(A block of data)

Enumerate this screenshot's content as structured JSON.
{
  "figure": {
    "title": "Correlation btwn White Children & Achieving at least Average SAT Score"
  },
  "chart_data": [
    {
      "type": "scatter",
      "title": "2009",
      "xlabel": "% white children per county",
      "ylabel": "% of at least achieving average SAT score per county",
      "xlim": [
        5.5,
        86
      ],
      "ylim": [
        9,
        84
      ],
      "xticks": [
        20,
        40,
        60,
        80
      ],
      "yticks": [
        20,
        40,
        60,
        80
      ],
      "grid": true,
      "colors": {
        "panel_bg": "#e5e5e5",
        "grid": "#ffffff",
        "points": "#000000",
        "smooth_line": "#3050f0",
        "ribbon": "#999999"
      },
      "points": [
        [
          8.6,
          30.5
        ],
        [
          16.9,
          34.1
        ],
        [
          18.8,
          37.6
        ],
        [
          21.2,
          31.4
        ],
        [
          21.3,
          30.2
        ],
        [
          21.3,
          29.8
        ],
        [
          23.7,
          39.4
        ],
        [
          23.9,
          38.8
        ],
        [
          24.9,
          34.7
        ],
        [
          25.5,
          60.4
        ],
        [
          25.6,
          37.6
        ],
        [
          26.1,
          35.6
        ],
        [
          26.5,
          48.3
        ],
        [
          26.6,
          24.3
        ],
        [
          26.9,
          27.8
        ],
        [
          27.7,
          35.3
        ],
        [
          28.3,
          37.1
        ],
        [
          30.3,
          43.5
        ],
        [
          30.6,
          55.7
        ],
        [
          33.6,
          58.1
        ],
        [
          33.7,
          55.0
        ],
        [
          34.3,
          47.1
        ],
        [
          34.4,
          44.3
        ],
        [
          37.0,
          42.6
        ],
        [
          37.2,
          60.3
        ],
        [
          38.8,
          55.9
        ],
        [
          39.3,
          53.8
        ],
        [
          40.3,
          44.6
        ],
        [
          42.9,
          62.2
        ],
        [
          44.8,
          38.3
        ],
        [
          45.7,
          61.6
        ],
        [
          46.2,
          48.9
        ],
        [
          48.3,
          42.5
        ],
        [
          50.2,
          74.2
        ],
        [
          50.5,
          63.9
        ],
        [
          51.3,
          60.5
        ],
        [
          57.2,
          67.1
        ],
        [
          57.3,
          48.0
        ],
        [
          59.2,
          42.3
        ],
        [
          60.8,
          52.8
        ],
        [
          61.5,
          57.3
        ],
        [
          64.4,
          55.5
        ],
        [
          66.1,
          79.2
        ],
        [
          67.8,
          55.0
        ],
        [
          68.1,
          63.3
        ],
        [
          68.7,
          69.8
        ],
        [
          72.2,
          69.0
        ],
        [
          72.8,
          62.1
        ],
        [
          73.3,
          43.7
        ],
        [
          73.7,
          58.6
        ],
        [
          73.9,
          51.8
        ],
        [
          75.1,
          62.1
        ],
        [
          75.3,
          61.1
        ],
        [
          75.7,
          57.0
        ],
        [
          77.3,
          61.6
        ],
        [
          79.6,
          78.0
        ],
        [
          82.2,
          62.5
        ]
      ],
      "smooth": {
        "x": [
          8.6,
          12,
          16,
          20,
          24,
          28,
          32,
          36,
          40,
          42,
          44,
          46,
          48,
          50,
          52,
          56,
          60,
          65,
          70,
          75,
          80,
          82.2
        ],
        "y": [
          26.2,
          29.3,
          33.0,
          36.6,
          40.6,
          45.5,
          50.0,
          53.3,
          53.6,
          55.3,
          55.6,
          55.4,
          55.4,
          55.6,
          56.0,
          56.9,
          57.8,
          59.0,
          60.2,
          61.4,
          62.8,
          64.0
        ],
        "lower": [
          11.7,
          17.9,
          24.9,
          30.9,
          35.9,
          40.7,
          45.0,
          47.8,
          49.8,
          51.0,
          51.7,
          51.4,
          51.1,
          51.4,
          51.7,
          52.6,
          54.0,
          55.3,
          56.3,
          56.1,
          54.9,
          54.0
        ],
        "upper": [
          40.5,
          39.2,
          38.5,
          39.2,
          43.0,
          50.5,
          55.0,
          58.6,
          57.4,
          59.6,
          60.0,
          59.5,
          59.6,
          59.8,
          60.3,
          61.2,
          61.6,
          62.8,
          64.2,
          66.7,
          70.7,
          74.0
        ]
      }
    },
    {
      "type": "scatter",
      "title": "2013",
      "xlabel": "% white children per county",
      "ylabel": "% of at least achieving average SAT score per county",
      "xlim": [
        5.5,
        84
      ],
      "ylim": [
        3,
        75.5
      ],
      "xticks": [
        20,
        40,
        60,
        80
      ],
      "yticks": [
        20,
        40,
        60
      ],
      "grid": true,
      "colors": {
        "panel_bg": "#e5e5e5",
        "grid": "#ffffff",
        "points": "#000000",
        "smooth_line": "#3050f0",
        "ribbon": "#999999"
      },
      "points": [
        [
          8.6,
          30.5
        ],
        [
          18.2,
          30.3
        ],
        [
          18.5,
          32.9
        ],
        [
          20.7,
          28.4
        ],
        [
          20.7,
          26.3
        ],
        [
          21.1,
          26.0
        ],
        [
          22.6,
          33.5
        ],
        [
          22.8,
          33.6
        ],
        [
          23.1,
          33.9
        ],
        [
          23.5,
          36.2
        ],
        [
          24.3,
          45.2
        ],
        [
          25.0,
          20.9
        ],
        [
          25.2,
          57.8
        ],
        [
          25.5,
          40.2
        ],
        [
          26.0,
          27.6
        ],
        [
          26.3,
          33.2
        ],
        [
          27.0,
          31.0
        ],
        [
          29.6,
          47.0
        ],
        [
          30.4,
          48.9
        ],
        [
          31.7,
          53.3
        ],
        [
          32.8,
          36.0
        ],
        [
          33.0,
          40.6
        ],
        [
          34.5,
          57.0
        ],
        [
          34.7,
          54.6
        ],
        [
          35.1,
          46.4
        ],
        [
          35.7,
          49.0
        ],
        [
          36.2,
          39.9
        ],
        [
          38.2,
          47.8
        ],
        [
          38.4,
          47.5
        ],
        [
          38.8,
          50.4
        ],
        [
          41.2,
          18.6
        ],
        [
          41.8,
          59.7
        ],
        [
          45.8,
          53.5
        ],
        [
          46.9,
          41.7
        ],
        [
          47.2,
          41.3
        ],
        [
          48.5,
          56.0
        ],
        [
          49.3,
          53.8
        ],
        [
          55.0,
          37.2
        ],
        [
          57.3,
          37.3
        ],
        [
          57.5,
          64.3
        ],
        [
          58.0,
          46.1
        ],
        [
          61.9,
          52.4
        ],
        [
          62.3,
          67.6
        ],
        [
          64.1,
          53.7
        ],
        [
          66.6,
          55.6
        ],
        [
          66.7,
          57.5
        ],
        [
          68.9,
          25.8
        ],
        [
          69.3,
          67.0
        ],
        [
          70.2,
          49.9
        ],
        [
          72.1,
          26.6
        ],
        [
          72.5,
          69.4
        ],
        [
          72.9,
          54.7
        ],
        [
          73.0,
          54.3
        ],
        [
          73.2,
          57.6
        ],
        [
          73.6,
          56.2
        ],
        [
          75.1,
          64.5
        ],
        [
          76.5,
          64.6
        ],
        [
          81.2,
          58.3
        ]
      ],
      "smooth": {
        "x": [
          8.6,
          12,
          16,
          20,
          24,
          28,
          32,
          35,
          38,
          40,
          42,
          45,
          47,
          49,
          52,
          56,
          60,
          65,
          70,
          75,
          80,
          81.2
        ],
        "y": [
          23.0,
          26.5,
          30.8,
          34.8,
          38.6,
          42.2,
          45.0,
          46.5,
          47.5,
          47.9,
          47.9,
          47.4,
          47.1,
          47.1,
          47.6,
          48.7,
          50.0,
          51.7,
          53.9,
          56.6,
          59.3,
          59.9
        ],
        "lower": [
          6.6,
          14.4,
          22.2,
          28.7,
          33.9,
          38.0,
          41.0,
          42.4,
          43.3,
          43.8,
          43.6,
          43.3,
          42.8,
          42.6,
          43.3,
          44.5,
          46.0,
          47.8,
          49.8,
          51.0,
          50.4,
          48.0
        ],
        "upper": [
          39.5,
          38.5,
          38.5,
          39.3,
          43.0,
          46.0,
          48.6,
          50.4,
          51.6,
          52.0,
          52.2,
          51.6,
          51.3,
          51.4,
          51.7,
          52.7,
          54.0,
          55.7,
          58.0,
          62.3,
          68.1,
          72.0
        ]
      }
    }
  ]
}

## [PROBLEM]
Search the listing for the word "title" and return each line that holds it.

## [WORKED SOLUTION]
    "title": "Correlation btwn White Children & Achieving at least Average SAT Score"
      "title": "2009",
      "title": "2013",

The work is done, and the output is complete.